[Collection entries]
----

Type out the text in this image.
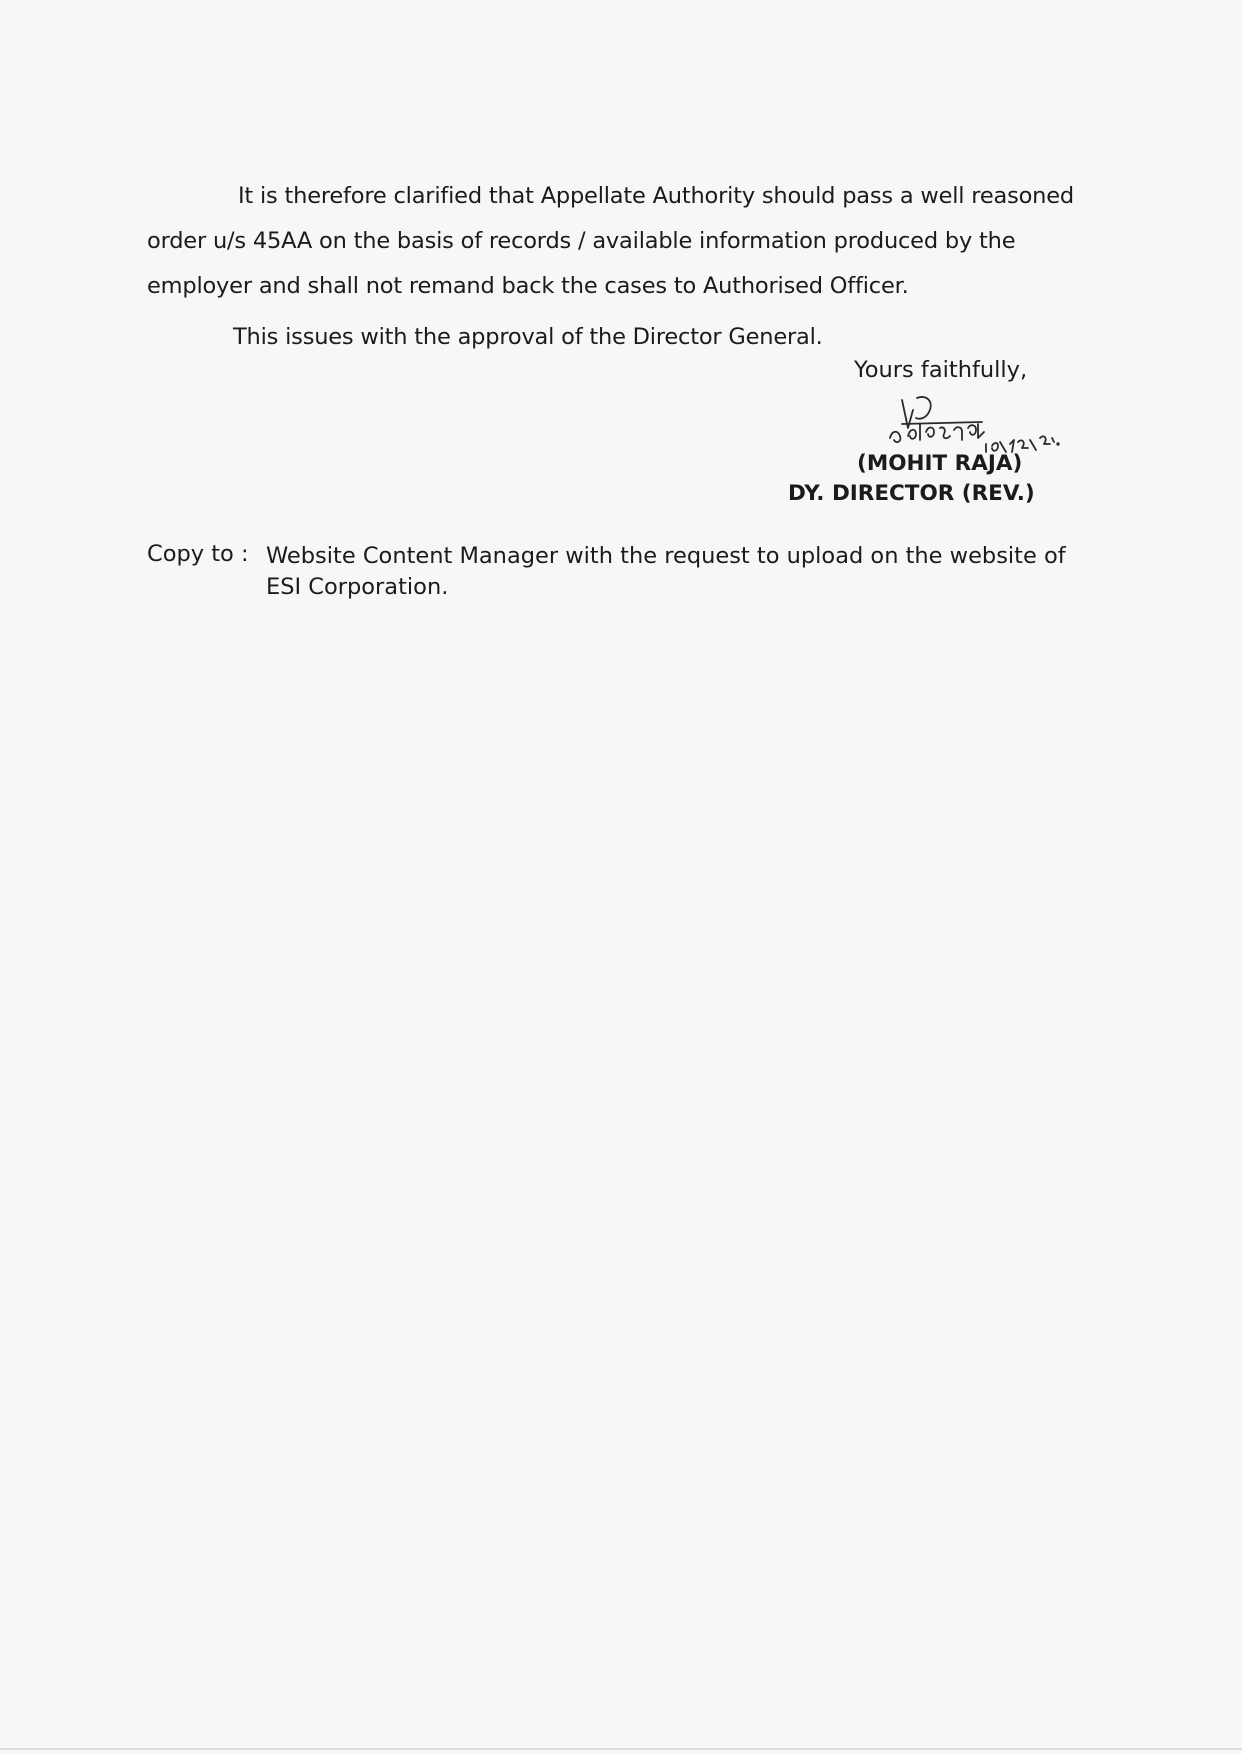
It is therefore clarified that Appellate Authority should pass a well reasoned order u/s 45AA on the basis of records / available information produced by the employer and shall not remand back the cases to Authorised Officer.

This issues with the approval of the Director General.

Yours faithfully,
(MOHIT RAJA)
DY. DIRECTOR (REV.)
Copy to : Website Content Manager with the request to upload on the website of ESI Corporation.
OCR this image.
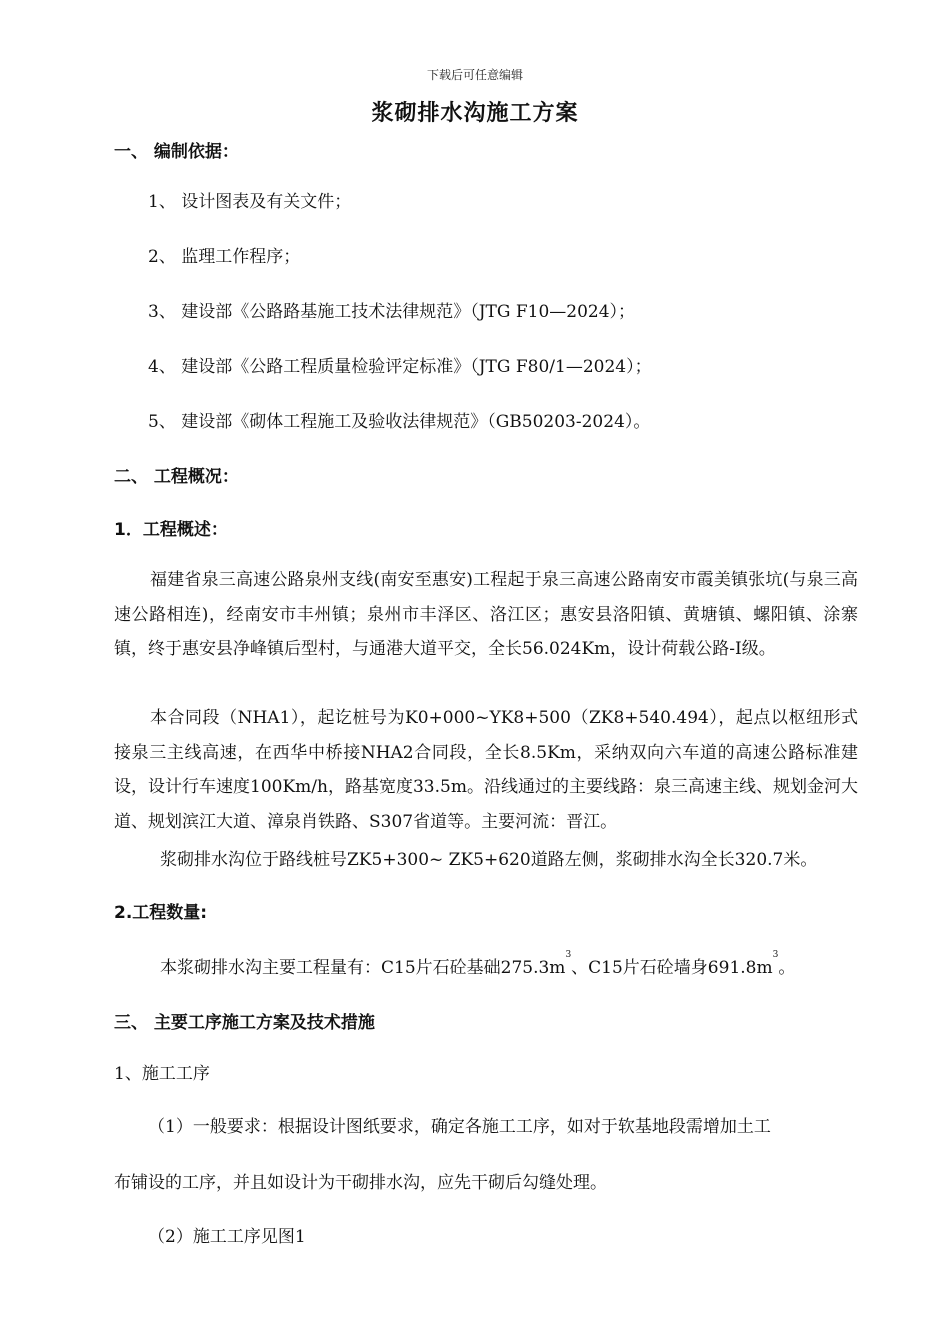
下载后可任意编辑
浆砌排水沟施工方案
一、 编制依据：
1、 设计图表及有关文件；
2、 监理工作程序；
3、 建设部《公路路基施工技术法律规范》（JTG F10—2024）；
4、 建设部《公路工程质量检验评定标准》（JTG F80/1—2024）；
5、 建设部《砌体工程施工及验收法律规范》（GB50203-2024）。
二、 工程概况：
1．工程概述：
福建省泉三高速公路泉州支线(南安至惠安)工程起于泉三高速公路南安市霞美镇张坑(与泉三高速公路相连)，经南安市丰州镇；泉州市丰泽区、洛江区；惠安县洛阳镇、黄塘镇、螺阳镇、涂寨镇，终于惠安县净峰镇后型村，与通港大道平交，全长56.024Km，设计荷载公路-I级。
本合同段（NHA1），起讫桩号为K0+000~YK8+500（ZK8+540.494），起点以枢纽形式接泉三主线高速，在西华中桥接NHA2合同段，全长8.5Km，采纳双向六车道的高速公路标准建设，设计行车速度100Km/h，路基宽度33.5m。沿线通过的主要线路：泉三高速主线、规划金河大道、规划滨江大道、漳泉肖铁路、S307省道等。主要河流：晋江。
浆砌排水沟位于路线桩号ZK5+300~ ZK5+620道路左侧，浆砌排水沟全长320.7米。
2.工程数量:
本浆砌排水沟主要工程量有：C15片石砼基础$275.3m^3$、C15片石砼墙身$691.8m^3$。
三、 主要工序施工方案及技术措施
1、施工工序
（1）一般要求：根据设计图纸要求，确定各施工工序，如对于软基地段需增加土工
布铺设的工序，并且如设计为干砌排水沟，应先干砌后勾缝处理。
（2）施工工序见图1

----

[TASK DESCRIPTION] Extract every line above that contains the word "image".

[EXPECTED ANSWER]
Type out the text in this image.
OCR this image.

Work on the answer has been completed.